_Given exercise_. Determine how many lines include the string "ylabel". Output that number only.

_Task inputs_.
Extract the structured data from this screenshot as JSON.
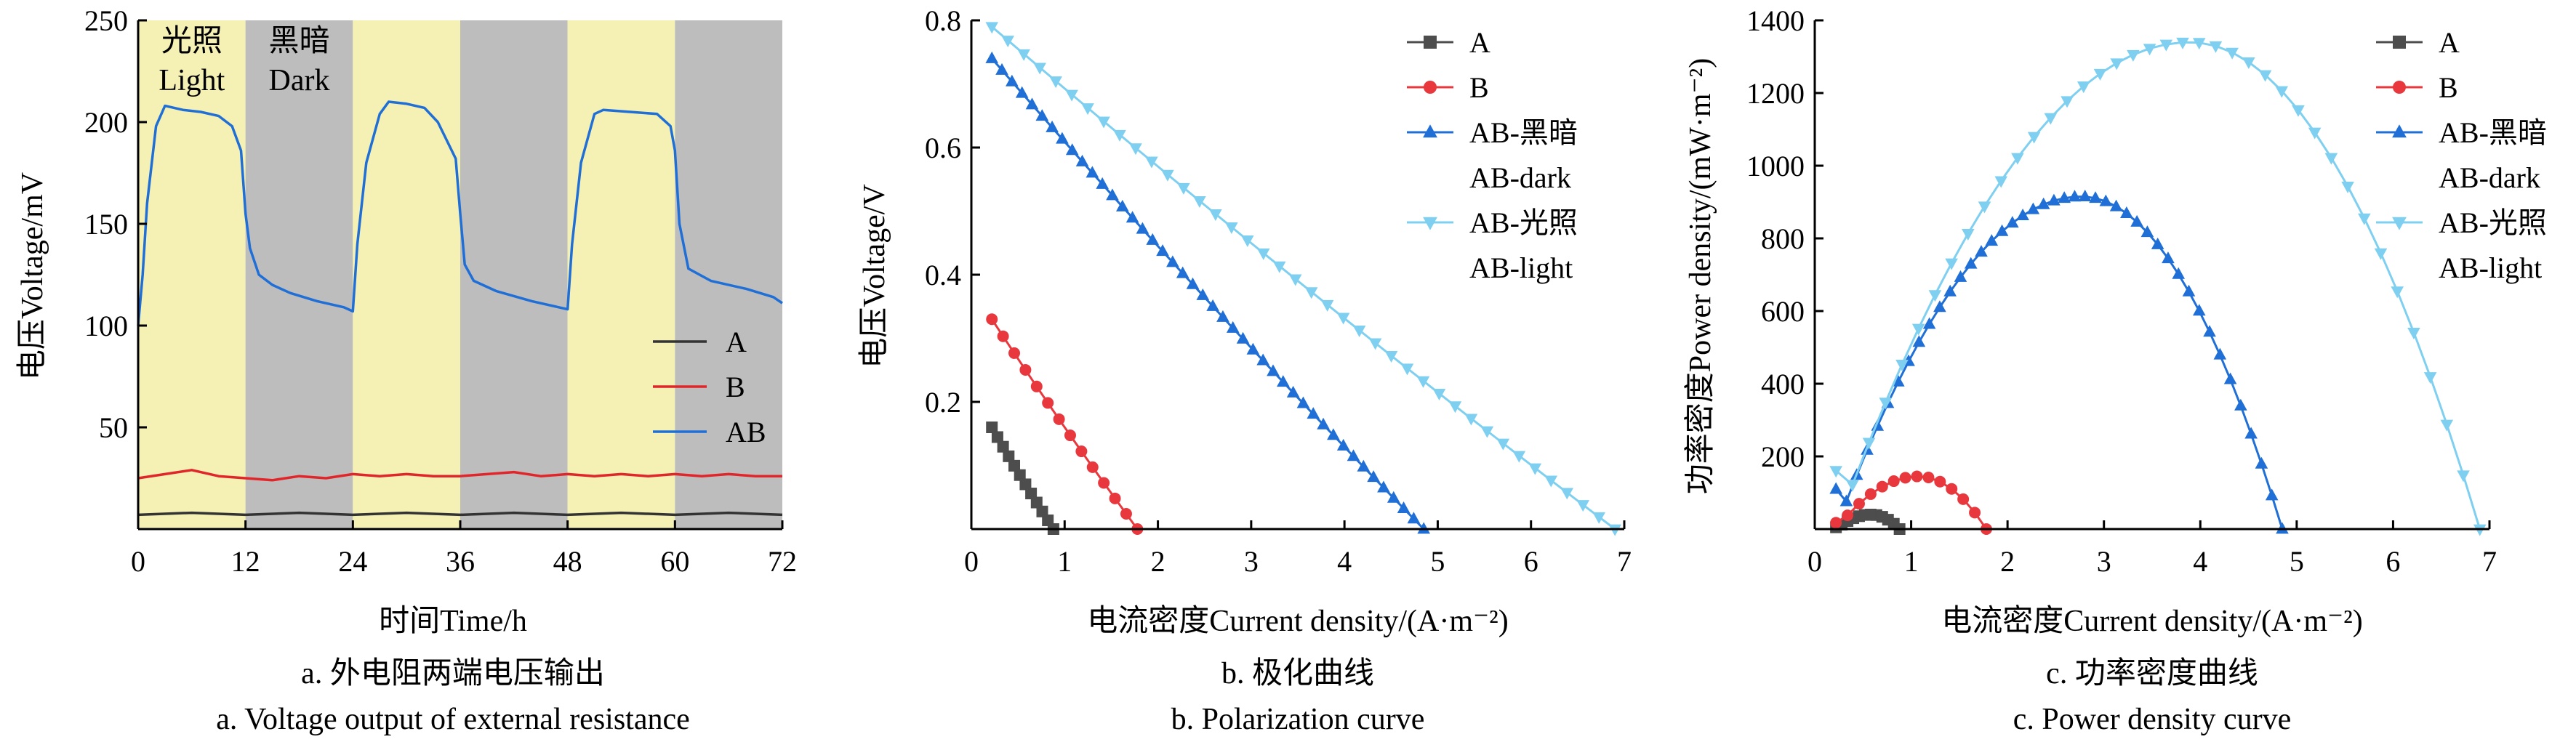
{
  "chart_data": [
    {
      "id": "a",
      "type": "line",
      "xlabel": "时间Time/h",
      "ylabel": "电压Voltage/mV",
      "xlim": [
        0,
        72
      ],
      "ylim": [
        0,
        250
      ],
      "xticks": [
        "0",
        "12",
        "24",
        "36",
        "48",
        "60",
        "72"
      ],
      "yticks": [
        "50",
        "100",
        "150",
        "200",
        "250"
      ],
      "caption_cn": "a. 外电阻两端电压输出",
      "caption_en": "a. Voltage output of external resistance",
      "legend_position": "right",
      "bands": [
        {
          "start": 0,
          "end": 12,
          "state": "light",
          "label_cn": "光照",
          "label_en": "Light",
          "color": "#f5f0b4"
        },
        {
          "start": 12,
          "end": 24,
          "state": "dark",
          "label_cn": "黑暗",
          "label_en": "Dark",
          "color": "#bdbdbd"
        },
        {
          "start": 24,
          "end": 36,
          "state": "light",
          "label_cn": "",
          "label_en": "",
          "color": "#f5f0b4"
        },
        {
          "start": 36,
          "end": 48,
          "state": "dark",
          "label_cn": "",
          "label_en": "",
          "color": "#bdbdbd"
        },
        {
          "start": 48,
          "end": 60,
          "state": "light",
          "label_cn": "",
          "label_en": "",
          "color": "#f5f0b4"
        },
        {
          "start": 60,
          "end": 72,
          "state": "dark",
          "label_cn": "",
          "label_en": "",
          "color": "#bdbdbd"
        }
      ],
      "series": [
        {
          "name": "A",
          "color": "#333333",
          "x": [
            0,
            6,
            12,
            18,
            24,
            30,
            36,
            42,
            48,
            54,
            60,
            66,
            72
          ],
          "y": [
            7,
            8,
            7,
            8,
            7,
            8,
            7,
            8,
            7,
            8,
            7,
            8,
            7
          ]
        },
        {
          "name": "B",
          "color": "#e0262b",
          "x": [
            0,
            3,
            6,
            9,
            12,
            15,
            18,
            21,
            24,
            27,
            30,
            33,
            36,
            39,
            42,
            45,
            48,
            51,
            54,
            57,
            60,
            63,
            66,
            69,
            72
          ],
          "y": [
            25,
            27,
            29,
            26,
            25,
            24,
            26,
            25,
            27,
            26,
            27,
            26,
            26,
            27,
            28,
            26,
            27,
            26,
            27,
            26,
            27,
            26,
            27,
            26,
            26
          ]
        },
        {
          "name": "AB",
          "color": "#1f6fd6",
          "x": [
            0,
            0.5,
            1,
            2,
            3,
            5,
            7,
            9,
            10.5,
            11.5,
            12,
            12.5,
            13.5,
            15,
            17,
            20,
            23,
            24,
            24.5,
            25.5,
            27,
            28,
            30,
            32,
            33.5,
            35.5,
            36,
            36.5,
            37.5,
            40,
            44,
            47,
            48,
            48.5,
            49.5,
            51,
            52,
            55,
            58,
            59.5,
            60,
            60.5,
            61.5,
            64,
            68,
            71,
            72
          ],
          "y": [
            100,
            125,
            160,
            198,
            208,
            206,
            205,
            203,
            198,
            186,
            155,
            138,
            125,
            120,
            116,
            112,
            109,
            107,
            140,
            180,
            204,
            210,
            209,
            207,
            200,
            182,
            155,
            130,
            122,
            117,
            112,
            109,
            108,
            140,
            180,
            204,
            206,
            205,
            204,
            198,
            186,
            150,
            128,
            122,
            118,
            114,
            111
          ]
        }
      ]
    },
    {
      "id": "b",
      "type": "line",
      "xlabel": "电流密度Current density/(A·m⁻²)",
      "ylabel": "电压Voltage/V",
      "xlim": [
        0,
        7
      ],
      "ylim": [
        0,
        0.8
      ],
      "xticks": [
        "0",
        "1",
        "2",
        "3",
        "4",
        "5",
        "6",
        "7"
      ],
      "yticks": [
        "0.2",
        "0.4",
        "0.6",
        "0.8"
      ],
      "caption_cn": "b. 极化曲线",
      "caption_en": "b. Polarization curve",
      "legend_position": "top-right",
      "series": [
        {
          "name": "A",
          "marker": "square",
          "color": "#4d4d4d",
          "x_start": 0.22,
          "x_end": 0.88,
          "y_start": 0.16,
          "y_end": 0.0,
          "points": 12
        },
        {
          "name": "B",
          "marker": "circle",
          "color": "#e8383d",
          "x_start": 0.22,
          "x_end": 1.78,
          "y_start": 0.33,
          "y_end": 0.0,
          "points": 14
        },
        {
          "name": "AB-黑暗",
          "name2": "AB-dark",
          "marker": "triangle-up",
          "color": "#1f6fd6",
          "x_start": 0.22,
          "x_end": 4.85,
          "y_start": 0.74,
          "y_end": 0.0,
          "points": 44
        },
        {
          "name": "AB-光照",
          "name2": "AB-light",
          "marker": "triangle-down",
          "color": "#7fd0f0",
          "x_start": 0.22,
          "x_end": 6.9,
          "y_start": 0.79,
          "y_end": 0.0,
          "points": 40
        }
      ]
    },
    {
      "id": "c",
      "type": "line",
      "xlabel": "电流密度Current density/(A·m⁻²)",
      "ylabel": "功率密度Power density/(mW·m⁻²)",
      "xlim": [
        0,
        7
      ],
      "ylim": [
        0,
        1400
      ],
      "xticks": [
        "0",
        "1",
        "2",
        "3",
        "4",
        "5",
        "6",
        "7"
      ],
      "yticks": [
        "200",
        "400",
        "600",
        "800",
        "1000",
        "1200",
        "1400"
      ],
      "caption_cn": "c. 功率密度曲线",
      "caption_en": "c. Power density curve",
      "legend_position": "top-right",
      "series": [
        {
          "name": "A",
          "marker": "square",
          "color": "#4d4d4d",
          "x_start": 0.22,
          "x_end": 0.88,
          "peak": 40,
          "points": 12
        },
        {
          "name": "B",
          "marker": "circle",
          "color": "#e8383d",
          "x_start": 0.22,
          "x_end": 1.78,
          "peak": 145,
          "points": 14
        },
        {
          "name": "AB-黑暗",
          "name2": "AB-dark",
          "marker": "triangle-up",
          "color": "#1f6fd6",
          "x_start": 0.22,
          "x_end": 4.85,
          "peak": 915,
          "points": 44
        },
        {
          "name": "AB-光照",
          "name2": "AB-light",
          "marker": "triangle-down",
          "color": "#7fd0f0",
          "x_start": 0.22,
          "x_end": 6.9,
          "peak": 1340,
          "points": 40
        }
      ]
    }
  ]
}
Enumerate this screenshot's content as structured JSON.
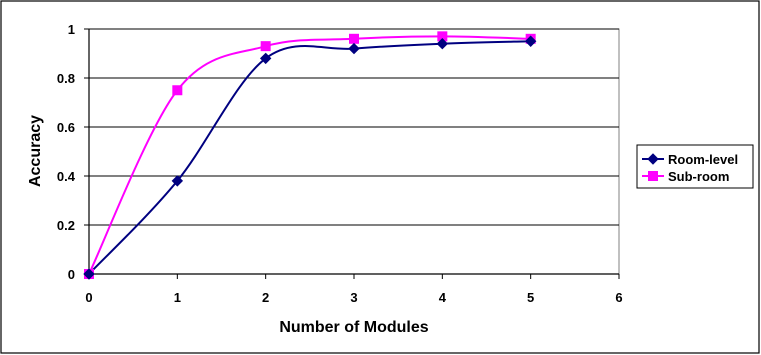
{
  "chart_data": {
    "type": "line",
    "title": "",
    "xlabel": "Number of Modules",
    "ylabel": "Accuracy",
    "xlim": [
      0,
      6
    ],
    "ylim": [
      0,
      1
    ],
    "x_ticks": [
      "0",
      "1",
      "2",
      "3",
      "4",
      "5",
      "6"
    ],
    "y_ticks": [
      "0",
      "0.2",
      "0.4",
      "0.6",
      "0.8",
      "1"
    ],
    "grid": "horizontal",
    "smoothed": true,
    "legend_position": "right",
    "series": [
      {
        "name": "Room-level",
        "color": "#000080",
        "marker": "diamond",
        "x": [
          0,
          1,
          2,
          3,
          4,
          5
        ],
        "y": [
          0,
          0.38,
          0.88,
          0.92,
          0.94,
          0.95
        ]
      },
      {
        "name": "Sub-room",
        "color": "#FF00FF",
        "marker": "square",
        "x": [
          0,
          1,
          2,
          3,
          4,
          5
        ],
        "y": [
          0,
          0.75,
          0.93,
          0.96,
          0.97,
          0.96
        ]
      }
    ]
  }
}
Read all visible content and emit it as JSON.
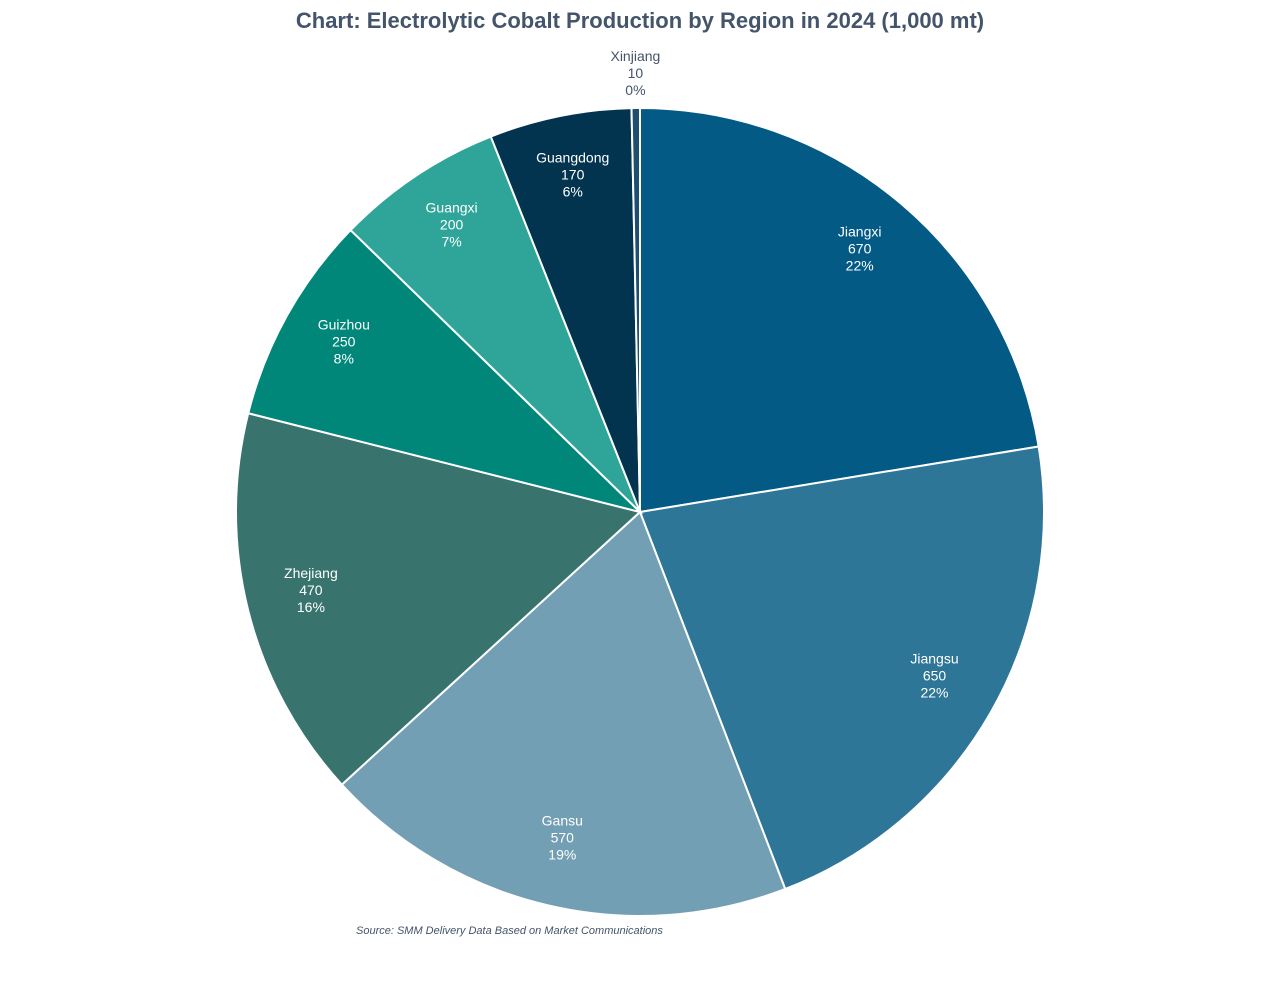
{
  "chart_data": {
    "type": "pie",
    "title": "Chart: Electrolytic Cobalt Production by Region in 2024 (1,000 mt)",
    "source": "Source: SMM Delivery Data Based on Market Communications",
    "start_angle_deg": 0,
    "direction": "clockwise",
    "slices": [
      {
        "label": "Jiangxi",
        "value": 670,
        "value_label": "670",
        "percent_label": "22%",
        "color": "#035a84",
        "label_color": "#ffffff"
      },
      {
        "label": "Jiangsu",
        "value": 650,
        "value_label": "650",
        "percent_label": "22%",
        "color": "#2e7697",
        "label_color": "#ffffff"
      },
      {
        "label": "Gansu",
        "value": 570,
        "value_label": "570",
        "percent_label": "19%",
        "color": "#739fb4",
        "label_color": "#ffffff"
      },
      {
        "label": "Zhejiang",
        "value": 470,
        "value_label": "470",
        "percent_label": "16%",
        "color": "#38746d",
        "label_color": "#ffffff"
      },
      {
        "label": "Guizhou",
        "value": 250,
        "value_label": "250",
        "percent_label": "8%",
        "color": "#00877a",
        "label_color": "#ffffff"
      },
      {
        "label": "Guangxi",
        "value": 200,
        "value_label": "200",
        "percent_label": "7%",
        "color": "#2fa59a",
        "label_color": "#ffffff"
      },
      {
        "label": "Guangdong",
        "value": 170,
        "value_label": "170",
        "percent_label": "6%",
        "color": "#03344f",
        "label_color": "#ffffff"
      },
      {
        "label": "Xinjiang",
        "value": 10,
        "value_label": "10",
        "percent_label": "0%",
        "color": "#1f4e6e",
        "label_color": "#44546a",
        "label_outside": true
      }
    ]
  }
}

_Answer below_. 4